• _Objective_
Determine which lines contain the word "xlabel", then copy those lines.

-- START Entries shown --

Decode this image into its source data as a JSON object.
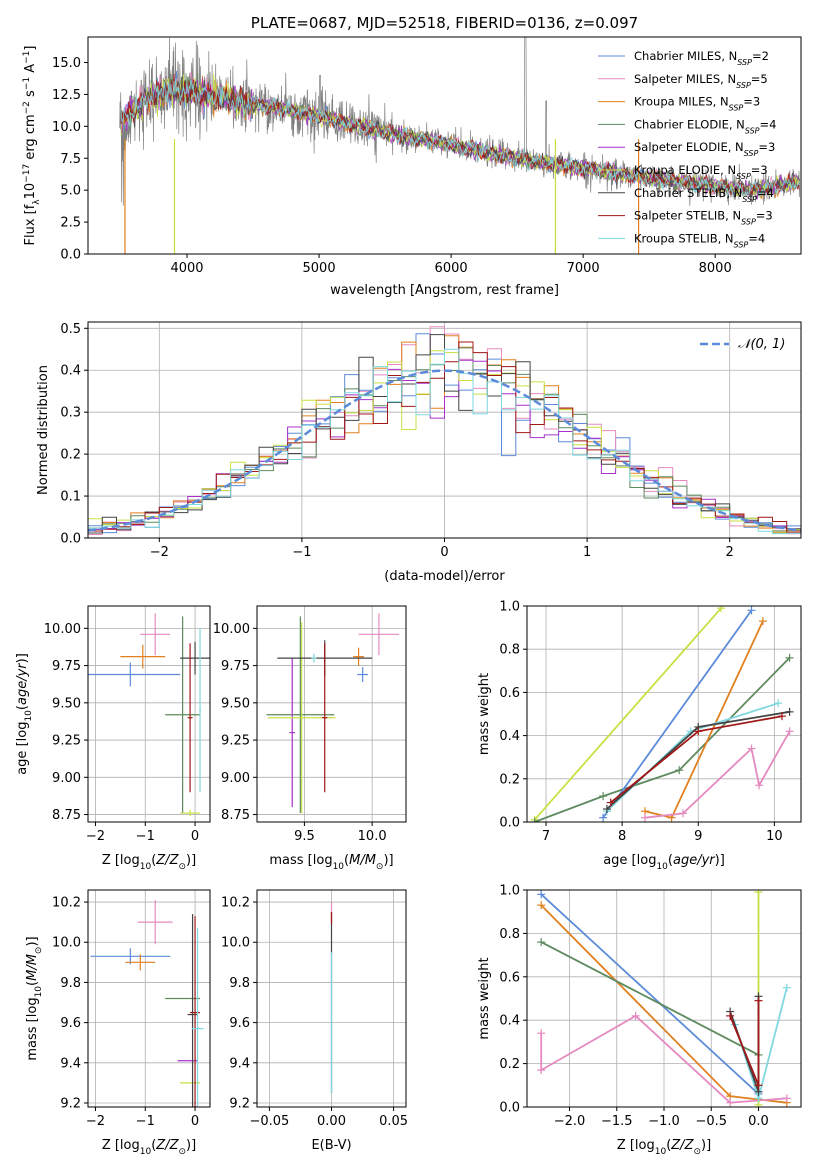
{
  "colors": {
    "chabrier_miles": "#5b8bd9",
    "salpeter_miles": "#e58ac0",
    "kroupa_miles": "#e0801f",
    "chabrier_elodie": "#5e8a5e",
    "salpeter_elodie": "#a830c8",
    "kroupa_elodie": "#c8e040",
    "chabrier_stelib": "#444444",
    "salpeter_stelib": "#a01818",
    "kroupa_stelib": "#7fd8e0",
    "data": "#808080"
  },
  "chart_data": [
    {
      "id": "spectrum",
      "type": "line",
      "title": "PLATE=0687, MJD=52518, FIBERID=0136, z=0.097",
      "xlabel": "wavelength [Angstrom, rest frame]",
      "ylabel_parts": [
        "Flux [f",
        "λ",
        "10",
        "−17",
        " erg cm",
        "−2",
        " s",
        "−1",
        " A",
        "−1",
        "]"
      ],
      "xlim": [
        3250,
        8650
      ],
      "ylim": [
        0,
        17
      ],
      "x_ticks": [
        4000,
        5000,
        6000,
        7000,
        8000
      ],
      "x_tick_labels": [
        "4000",
        "5000",
        "6000",
        "7000",
        "8000"
      ],
      "y_ticks": [
        0,
        2.5,
        5,
        7.5,
        10,
        12.5,
        15
      ],
      "y_tick_labels": [
        "0.0",
        "2.5",
        "5.0",
        "7.5",
        "10.0",
        "12.5",
        "15.0"
      ],
      "continuum": {
        "x": [
          3450,
          3700,
          3900,
          4100,
          4400,
          4700,
          5000,
          5300,
          5600,
          5900,
          6200,
          6500,
          6800,
          7100,
          7400,
          7700,
          8000,
          8300,
          8600
        ],
        "y": [
          10.0,
          12.3,
          12.8,
          12.6,
          11.9,
          11.4,
          10.8,
          10.0,
          9.3,
          8.8,
          8.1,
          7.5,
          7.0,
          6.6,
          6.1,
          5.7,
          5.3,
          5.0,
          5.6
        ]
      },
      "legend": [
        {
          "key": "chabrier_miles",
          "label": "Chabrier MILES, N",
          "sub": "SSP",
          "suffix": "=2"
        },
        {
          "key": "salpeter_miles",
          "label": "Salpeter MILES, N",
          "sub": "SSP",
          "suffix": "=5"
        },
        {
          "key": "kroupa_miles",
          "label": "Kroupa MILES, N",
          "sub": "SSP",
          "suffix": "=3"
        },
        {
          "key": "chabrier_elodie",
          "label": "Chabrier ELODIE, N",
          "sub": "SSP",
          "suffix": "=4"
        },
        {
          "key": "salpeter_elodie",
          "label": "Salpeter ELODIE, N",
          "sub": "SSP",
          "suffix": "=3"
        },
        {
          "key": "kroupa_elodie",
          "label": "Kroupa ELODIE, N",
          "sub": "SSP",
          "suffix": "=3"
        },
        {
          "key": "chabrier_stelib",
          "label": "Chabrier STELIB, N",
          "sub": "SSP",
          "suffix": "=4"
        },
        {
          "key": "salpeter_stelib",
          "label": "Salpeter STELIB, N",
          "sub": "SSP",
          "suffix": "=3"
        },
        {
          "key": "kroupa_stelib",
          "label": "Kroupa STELIB, N",
          "sub": "SSP",
          "suffix": "=4"
        }
      ]
    },
    {
      "id": "residuals",
      "type": "line",
      "xlabel": "(data-model)/error",
      "ylabel": "Normed distribution",
      "xlim": [
        -2.5,
        2.5
      ],
      "ylim": [
        0,
        0.515
      ],
      "x_ticks": [
        -2,
        -1,
        0,
        1,
        2
      ],
      "x_tick_labels": [
        "−2",
        "−1",
        "0",
        "1",
        "2"
      ],
      "y_ticks": [
        0,
        0.1,
        0.2,
        0.3,
        0.4,
        0.5
      ],
      "y_tick_labels": [
        "0.0",
        "0.1",
        "0.2",
        "0.3",
        "0.4",
        "0.5"
      ],
      "legend_label": "𝒩(0, 1)",
      "bin_width": 0.1,
      "grid": true
    },
    {
      "id": "age_vs_Z",
      "type": "scatter",
      "xlabel": "Z [log10(Z/Z⊙)]",
      "ylabel": "age  [log10(age/yr)]",
      "xlim": [
        -2.15,
        0.3
      ],
      "ylim": [
        8.7,
        10.15
      ],
      "x_ticks": [
        -2,
        -1,
        0
      ],
      "x_tick_labels": [
        "−2",
        "−1",
        "0"
      ],
      "y_ticks": [
        8.75,
        9.0,
        9.25,
        9.5,
        9.75,
        10.0
      ],
      "y_tick_labels": [
        "8.75",
        "9.00",
        "9.25",
        "9.50",
        "9.75",
        "10.00"
      ],
      "points": [
        {
          "key": "chabrier_miles",
          "x": -1.3,
          "xerr": 1.0,
          "y": 9.69,
          "yerr": 0.08
        },
        {
          "key": "kroupa_miles",
          "x": -1.05,
          "xerr": 0.45,
          "y": 9.81,
          "yerr": 0.08
        },
        {
          "key": "salpeter_miles",
          "x": -0.8,
          "xerr": 0.3,
          "y": 9.96,
          "yerr": 0.14
        },
        {
          "key": "chabrier_elodie",
          "x": -0.25,
          "xerr": 0.35,
          "y": 9.42,
          "yerr": 0.66
        },
        {
          "key": "kroupa_elodie",
          "x": -0.1,
          "xerr": 0.2,
          "y": 8.76,
          "yerr": 0.02
        },
        {
          "key": "chabrier_stelib",
          "x": 0.0,
          "xerr": 0.3,
          "y": 9.8,
          "yerr": 0.11
        },
        {
          "key": "salpeter_stelib",
          "x": -0.1,
          "xerr": 0.05,
          "y": 9.4,
          "yerr": 0.5
        },
        {
          "key": "kroupa_stelib",
          "x": 0.1,
          "xerr": 0.02,
          "y": 9.45,
          "yerr": 0.55
        }
      ]
    },
    {
      "id": "age_vs_mass",
      "type": "scatter",
      "xlabel": "mass [log10(M/M⊙)]",
      "ylabel": "",
      "xlim": [
        9.15,
        10.25
      ],
      "ylim": [
        8.7,
        10.15
      ],
      "x_ticks": [
        9.5,
        10.0
      ],
      "x_tick_labels": [
        "9.5",
        "10.0"
      ],
      "y_ticks": [
        8.75,
        9.0,
        9.25,
        9.5,
        9.75,
        10.0
      ],
      "y_tick_labels": [
        "8.75",
        "9.00",
        "9.25",
        "9.50",
        "9.75",
        "10.00"
      ],
      "points": [
        {
          "key": "chabrier_miles",
          "x": 9.93,
          "xerr": 0.04,
          "y": 9.69,
          "yerr": 0.05
        },
        {
          "key": "kroupa_miles",
          "x": 9.9,
          "xerr": 0.04,
          "y": 9.81,
          "yerr": 0.06
        },
        {
          "key": "salpeter_miles",
          "x": 10.05,
          "xerr": 0.15,
          "y": 9.96,
          "yerr": 0.14
        },
        {
          "key": "chabrier_elodie",
          "x": 9.47,
          "xerr": 0.25,
          "y": 9.42,
          "yerr": 0.66
        },
        {
          "key": "salpeter_elodie",
          "x": 9.41,
          "xerr": 0.02,
          "y": 9.3,
          "yerr": 0.5
        },
        {
          "key": "kroupa_elodie",
          "x": 9.48,
          "xerr": 0.25,
          "y": 9.4,
          "yerr": 0.64
        },
        {
          "key": "chabrier_stelib",
          "x": 9.65,
          "xerr": 0.35,
          "y": 9.8,
          "yerr": 0.12
        },
        {
          "key": "salpeter_stelib",
          "x": 9.65,
          "xerr": 0.02,
          "y": 9.4,
          "yerr": 0.5
        },
        {
          "key": "kroupa_stelib",
          "x": 9.57,
          "xerr": 0.02,
          "y": 9.8,
          "yerr": 0.03
        }
      ]
    },
    {
      "id": "weight_vs_age",
      "type": "line",
      "xlabel": "age  [log10(age/yr)]",
      "ylabel": "mass weight",
      "xlim": [
        6.75,
        10.35
      ],
      "ylim": [
        0,
        1.0
      ],
      "x_ticks": [
        7,
        8,
        9,
        10
      ],
      "x_tick_labels": [
        "7",
        "8",
        "9",
        "10"
      ],
      "y_ticks": [
        0,
        0.2,
        0.4,
        0.6,
        0.8,
        1.0
      ],
      "y_tick_labels": [
        "0.0",
        "0.2",
        "0.4",
        "0.6",
        "0.8",
        "1.0"
      ],
      "series": [
        {
          "key": "kroupa_elodie",
          "x": [
            6.85,
            9.3
          ],
          "y": [
            0.01,
            0.99
          ]
        },
        {
          "key": "chabrier_elodie",
          "x": [
            6.85,
            7.75,
            8.75,
            10.2
          ],
          "y": [
            0.0,
            0.12,
            0.24,
            0.76
          ]
        },
        {
          "key": "chabrier_miles",
          "x": [
            7.75,
            9.7
          ],
          "y": [
            0.02,
            0.98
          ]
        },
        {
          "key": "kroupa_miles",
          "x": [
            8.3,
            8.65,
            9.85
          ],
          "y": [
            0.05,
            0.02,
            0.93
          ]
        },
        {
          "key": "salpeter_miles",
          "x": [
            8.3,
            8.8,
            9.7,
            9.8,
            10.2
          ],
          "y": [
            0.02,
            0.04,
            0.34,
            0.17,
            0.42
          ]
        },
        {
          "key": "kroupa_stelib",
          "x": [
            7.8,
            8.9,
            10.05
          ],
          "y": [
            0.05,
            0.42,
            0.55
          ]
        },
        {
          "key": "chabrier_stelib",
          "x": [
            7.8,
            9.0,
            10.2
          ],
          "y": [
            0.06,
            0.44,
            0.51
          ]
        },
        {
          "key": "salpeter_stelib",
          "x": [
            7.85,
            9.0,
            10.1
          ],
          "y": [
            0.09,
            0.42,
            0.49
          ]
        }
      ],
      "grid": true
    },
    {
      "id": "mass_vs_Z",
      "type": "scatter",
      "xlabel": "Z [log10(Z/Z⊙)]",
      "ylabel": "mass [log10(M/M⊙)]",
      "xlim": [
        -2.15,
        0.3
      ],
      "ylim": [
        9.18,
        10.26
      ],
      "x_ticks": [
        -2,
        -1,
        0
      ],
      "x_tick_labels": [
        "−2",
        "−1",
        "0"
      ],
      "y_ticks": [
        9.2,
        9.4,
        9.6,
        9.8,
        10.0,
        10.2
      ],
      "y_tick_labels": [
        "9.2",
        "9.4",
        "9.6",
        "9.8",
        "10.0",
        "10.2"
      ],
      "points": [
        {
          "key": "chabrier_miles",
          "x": -1.3,
          "xerr": 0.8,
          "y": 9.93,
          "yerr": 0.04
        },
        {
          "key": "kroupa_miles",
          "x": -1.1,
          "xerr": 0.3,
          "y": 9.9,
          "yerr": 0.04
        },
        {
          "key": "salpeter_miles",
          "x": -0.8,
          "xerr": 0.35,
          "y": 10.1,
          "yerr": 0.11
        },
        {
          "key": "chabrier_elodie",
          "x": -0.25,
          "xerr": 0.35,
          "y": 9.72,
          "yerr": 0.0
        },
        {
          "key": "salpeter_elodie",
          "x": -0.15,
          "xerr": 0.2,
          "y": 9.41,
          "yerr": 0.0
        },
        {
          "key": "kroupa_elodie",
          "x": -0.1,
          "xerr": 0.2,
          "y": 9.3,
          "yerr": 0.0
        },
        {
          "key": "chabrier_stelib",
          "x": -0.05,
          "xerr": 0.1,
          "y": 9.64,
          "yerr": 0.5
        },
        {
          "key": "salpeter_stelib",
          "x": 0.0,
          "xerr": 0.1,
          "y": 9.65,
          "yerr": 0.48
        },
        {
          "key": "kroupa_stelib",
          "x": 0.05,
          "xerr": 0.12,
          "y": 9.57,
          "yerr": 0.5
        }
      ]
    },
    {
      "id": "mass_vs_ebv",
      "type": "scatter",
      "xlabel": "E(B-V)",
      "ylabel": "",
      "xlim": [
        -0.06,
        0.06
      ],
      "ylim": [
        9.18,
        10.26
      ],
      "x_ticks": [
        -0.05,
        0.0,
        0.05
      ],
      "x_tick_labels": [
        "−0.05",
        "0.00",
        "0.05"
      ],
      "y_ticks": [
        9.2,
        9.4,
        9.6,
        9.8,
        10.0,
        10.2
      ],
      "y_tick_labels": [
        "9.2",
        "9.4",
        "9.6",
        "9.8",
        "10.0",
        "10.2"
      ],
      "points": [
        {
          "key": "chabrier_stelib",
          "x": 0.0,
          "xerr": 0.0,
          "y": 9.7,
          "yerr": 0.45
        },
        {
          "key": "salpeter_miles",
          "x": 0.0,
          "xerr": 0.0,
          "y": 10.15,
          "yerr": 0.05
        },
        {
          "key": "salpeter_stelib",
          "x": 0.0,
          "xerr": 0.0,
          "y": 10.12,
          "yerr": 0.03
        },
        {
          "key": "kroupa_stelib",
          "x": 0.0,
          "xerr": 0.0,
          "y": 9.6,
          "yerr": 0.35
        }
      ]
    },
    {
      "id": "weight_vs_Z",
      "type": "line",
      "xlabel": "Z [log10(Z/Z⊙)]",
      "ylabel": "mass weight",
      "xlim": [
        -2.45,
        0.45
      ],
      "ylim": [
        0,
        1.0
      ],
      "x_ticks": [
        -2.0,
        -1.5,
        -1.0,
        -0.5,
        0.0
      ],
      "x_tick_labels": [
        "−2.0",
        "−1.5",
        "−1.0",
        "−0.5",
        "0.0"
      ],
      "y_ticks": [
        0,
        0.2,
        0.4,
        0.6,
        0.8,
        1.0
      ],
      "y_tick_labels": [
        "0.0",
        "0.2",
        "0.4",
        "0.6",
        "0.8",
        "1.0"
      ],
      "series": [
        {
          "key": "chabrier_miles",
          "x": [
            -2.3,
            0.0
          ],
          "y": [
            0.98,
            0.06
          ]
        },
        {
          "key": "kroupa_miles",
          "x": [
            -2.3,
            -0.3,
            0.3
          ],
          "y": [
            0.93,
            0.05,
            0.02
          ]
        },
        {
          "key": "chabrier_elodie",
          "x": [
            -2.3,
            0.0
          ],
          "y": [
            0.76,
            0.24
          ]
        },
        {
          "key": "salpeter_miles",
          "x": [
            -2.3,
            -2.3,
            -1.3,
            -0.3,
            0.3
          ],
          "y": [
            0.34,
            0.17,
            0.42,
            0.02,
            0.04
          ]
        },
        {
          "key": "kroupa_elodie",
          "x": [
            0.0,
            0.0
          ],
          "y": [
            0.99,
            0.01
          ]
        },
        {
          "key": "kroupa_stelib",
          "x": [
            -0.25,
            0.0,
            0.3
          ],
          "y": [
            0.38,
            0.04,
            0.55
          ]
        },
        {
          "key": "chabrier_stelib",
          "x": [
            -0.3,
            0.0,
            0.0
          ],
          "y": [
            0.44,
            0.07,
            0.51
          ]
        },
        {
          "key": "salpeter_stelib",
          "x": [
            -0.3,
            0.0,
            0.0
          ],
          "y": [
            0.42,
            0.1,
            0.49
          ]
        }
      ],
      "grid": true
    }
  ]
}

-- END Entries shown --

• _Final result_
      "xlabel": "wavelength [Angstrom, rest frame]",
      "xlabel": "(data-model)/error",
      "xlabel": "Z [log10(Z/Z⊙)]",
      "xlabel": "mass [log10(M/M⊙)]",
      "xlabel": "age  [log10(age/yr)]",
      "xlabel": "Z [log10(Z/Z⊙)]",
      "xlabel": "E(B-V)",
      "xlabel": "Z [log10(Z/Z⊙)]",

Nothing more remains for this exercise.